Wednesday, March 04, 2020

The Curse of Greed

“Financial extraction happens across the economy, from farming to health care to retail to manufacturing and beyond. The tools include building monopolies, using tax havens to cheat on tax bills, firms channeling profits not into productive investment but into buying back shares to boost share price…” Nick Shaxson, The Nation

I’m writing this early on Super Tuesday, though I may not post it for another few days. All eyes in the Democratic Party apparatus are trained on Joe Biden today, hoping his win in South Carolina -- the first primary Biden has ever won in three tries at the presidency -- will give him momentum, and eventually, the nomination. The Democrats are desperate for Biden to overtake Bernie Sanders, desperate to dodge the threat Sanders poses to the hegemony of the Clintonites and other hacks who enjoy power and privilege, desperate to avoid any serious critique of how the party has shafted working people and the poor for decades.

Task directions: In the piece on greed above, rewrite the part that opens with the words "I’m writing this" and closes with "poor for decades.", putting "eager" in place of every "desperate".

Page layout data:
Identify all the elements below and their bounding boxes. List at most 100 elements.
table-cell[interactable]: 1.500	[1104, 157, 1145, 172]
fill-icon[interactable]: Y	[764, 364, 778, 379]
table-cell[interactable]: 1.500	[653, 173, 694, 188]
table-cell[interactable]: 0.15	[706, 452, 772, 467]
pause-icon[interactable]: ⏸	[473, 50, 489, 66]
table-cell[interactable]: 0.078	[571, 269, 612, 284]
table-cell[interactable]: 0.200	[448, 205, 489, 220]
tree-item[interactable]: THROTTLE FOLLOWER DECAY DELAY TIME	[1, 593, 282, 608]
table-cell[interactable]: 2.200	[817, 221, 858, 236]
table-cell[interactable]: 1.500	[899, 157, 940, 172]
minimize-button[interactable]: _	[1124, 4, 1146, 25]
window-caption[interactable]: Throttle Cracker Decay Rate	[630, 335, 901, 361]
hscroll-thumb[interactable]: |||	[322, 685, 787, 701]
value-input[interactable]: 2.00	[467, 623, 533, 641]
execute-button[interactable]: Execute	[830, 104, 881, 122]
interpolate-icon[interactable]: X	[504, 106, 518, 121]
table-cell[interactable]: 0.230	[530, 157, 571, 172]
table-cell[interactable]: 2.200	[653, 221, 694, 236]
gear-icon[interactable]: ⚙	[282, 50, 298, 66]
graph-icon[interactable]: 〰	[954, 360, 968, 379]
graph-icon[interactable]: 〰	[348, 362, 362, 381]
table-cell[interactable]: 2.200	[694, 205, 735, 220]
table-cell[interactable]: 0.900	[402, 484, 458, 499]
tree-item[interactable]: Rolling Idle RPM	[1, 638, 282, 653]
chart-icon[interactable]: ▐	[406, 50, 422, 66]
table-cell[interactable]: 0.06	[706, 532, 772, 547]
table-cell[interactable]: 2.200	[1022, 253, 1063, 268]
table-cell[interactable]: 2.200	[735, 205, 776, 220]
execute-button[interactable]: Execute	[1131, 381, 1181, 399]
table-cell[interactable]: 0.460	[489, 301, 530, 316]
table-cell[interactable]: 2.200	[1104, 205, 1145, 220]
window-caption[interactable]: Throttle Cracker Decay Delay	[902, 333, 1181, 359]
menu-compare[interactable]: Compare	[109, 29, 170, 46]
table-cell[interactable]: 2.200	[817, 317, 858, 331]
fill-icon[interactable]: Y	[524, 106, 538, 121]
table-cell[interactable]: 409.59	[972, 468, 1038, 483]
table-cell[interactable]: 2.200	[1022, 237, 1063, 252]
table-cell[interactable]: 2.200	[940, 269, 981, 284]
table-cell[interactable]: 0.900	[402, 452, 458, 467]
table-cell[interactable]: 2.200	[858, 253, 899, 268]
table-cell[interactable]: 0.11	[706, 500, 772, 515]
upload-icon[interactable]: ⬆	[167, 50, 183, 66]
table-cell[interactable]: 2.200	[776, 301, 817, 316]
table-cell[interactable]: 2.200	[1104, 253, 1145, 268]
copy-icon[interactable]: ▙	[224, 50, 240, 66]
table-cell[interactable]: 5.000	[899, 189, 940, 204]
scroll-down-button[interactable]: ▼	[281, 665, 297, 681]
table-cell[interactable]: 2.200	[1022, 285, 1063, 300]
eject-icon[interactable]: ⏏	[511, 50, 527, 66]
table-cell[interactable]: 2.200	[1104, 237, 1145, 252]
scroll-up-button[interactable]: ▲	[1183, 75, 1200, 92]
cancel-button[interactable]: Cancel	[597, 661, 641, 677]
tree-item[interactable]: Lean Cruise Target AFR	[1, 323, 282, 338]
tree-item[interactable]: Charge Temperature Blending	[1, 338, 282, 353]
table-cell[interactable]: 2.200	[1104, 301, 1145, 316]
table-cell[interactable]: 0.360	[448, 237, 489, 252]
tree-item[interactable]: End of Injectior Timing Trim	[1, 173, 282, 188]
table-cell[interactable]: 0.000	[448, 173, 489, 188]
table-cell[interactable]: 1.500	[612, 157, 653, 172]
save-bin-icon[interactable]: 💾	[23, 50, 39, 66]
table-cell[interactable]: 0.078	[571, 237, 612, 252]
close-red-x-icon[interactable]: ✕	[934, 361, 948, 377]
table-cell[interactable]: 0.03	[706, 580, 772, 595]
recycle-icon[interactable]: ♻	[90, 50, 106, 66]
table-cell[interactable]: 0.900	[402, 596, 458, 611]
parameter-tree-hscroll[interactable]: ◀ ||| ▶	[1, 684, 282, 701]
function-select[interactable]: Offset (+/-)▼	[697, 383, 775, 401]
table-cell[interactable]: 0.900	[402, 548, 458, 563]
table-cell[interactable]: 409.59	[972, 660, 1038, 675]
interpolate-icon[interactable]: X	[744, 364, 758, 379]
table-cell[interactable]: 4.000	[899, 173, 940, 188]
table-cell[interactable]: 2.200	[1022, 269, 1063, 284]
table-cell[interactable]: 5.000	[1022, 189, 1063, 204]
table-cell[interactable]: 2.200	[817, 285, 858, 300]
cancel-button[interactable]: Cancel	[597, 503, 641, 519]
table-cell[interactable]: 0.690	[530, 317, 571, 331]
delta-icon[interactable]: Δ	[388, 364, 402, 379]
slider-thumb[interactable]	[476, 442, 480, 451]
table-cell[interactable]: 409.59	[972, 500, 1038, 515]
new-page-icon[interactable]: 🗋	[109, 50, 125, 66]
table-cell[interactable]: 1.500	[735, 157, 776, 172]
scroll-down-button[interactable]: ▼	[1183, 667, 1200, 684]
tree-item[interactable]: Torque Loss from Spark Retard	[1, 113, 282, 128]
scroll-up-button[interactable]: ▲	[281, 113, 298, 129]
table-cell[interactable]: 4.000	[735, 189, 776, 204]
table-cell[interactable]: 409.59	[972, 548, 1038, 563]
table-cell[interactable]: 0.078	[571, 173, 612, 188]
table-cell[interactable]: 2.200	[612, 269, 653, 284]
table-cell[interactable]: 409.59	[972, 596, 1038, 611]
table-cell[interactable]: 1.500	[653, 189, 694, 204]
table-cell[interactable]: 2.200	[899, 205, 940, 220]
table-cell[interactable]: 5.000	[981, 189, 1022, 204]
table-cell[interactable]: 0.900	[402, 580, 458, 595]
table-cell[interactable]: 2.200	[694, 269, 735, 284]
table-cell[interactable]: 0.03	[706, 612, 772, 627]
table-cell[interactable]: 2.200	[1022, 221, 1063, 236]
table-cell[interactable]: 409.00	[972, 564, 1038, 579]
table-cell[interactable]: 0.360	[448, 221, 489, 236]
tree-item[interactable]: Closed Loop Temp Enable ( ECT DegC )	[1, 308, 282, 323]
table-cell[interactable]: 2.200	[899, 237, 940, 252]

Answer for the task:
I’m writing this early on Super Tuesday, though I may not post it for another few days. All eyes in the Democratic Party apparatus are trained on Joe Biden today, hoping his win in South Carolina -- the first primary Biden has ever won in three tries at the presidency -- will give him momentum, and eventually, the nomination. The Democrats are eager for Biden to overtake Bernie Sanders, eager to dodge the threat Sanders poses to the hegemony of the Clintonites and other hacks who enjoy power and privilege, eager to avoid any serious critique of how the party has shafted working people and the poor for decades.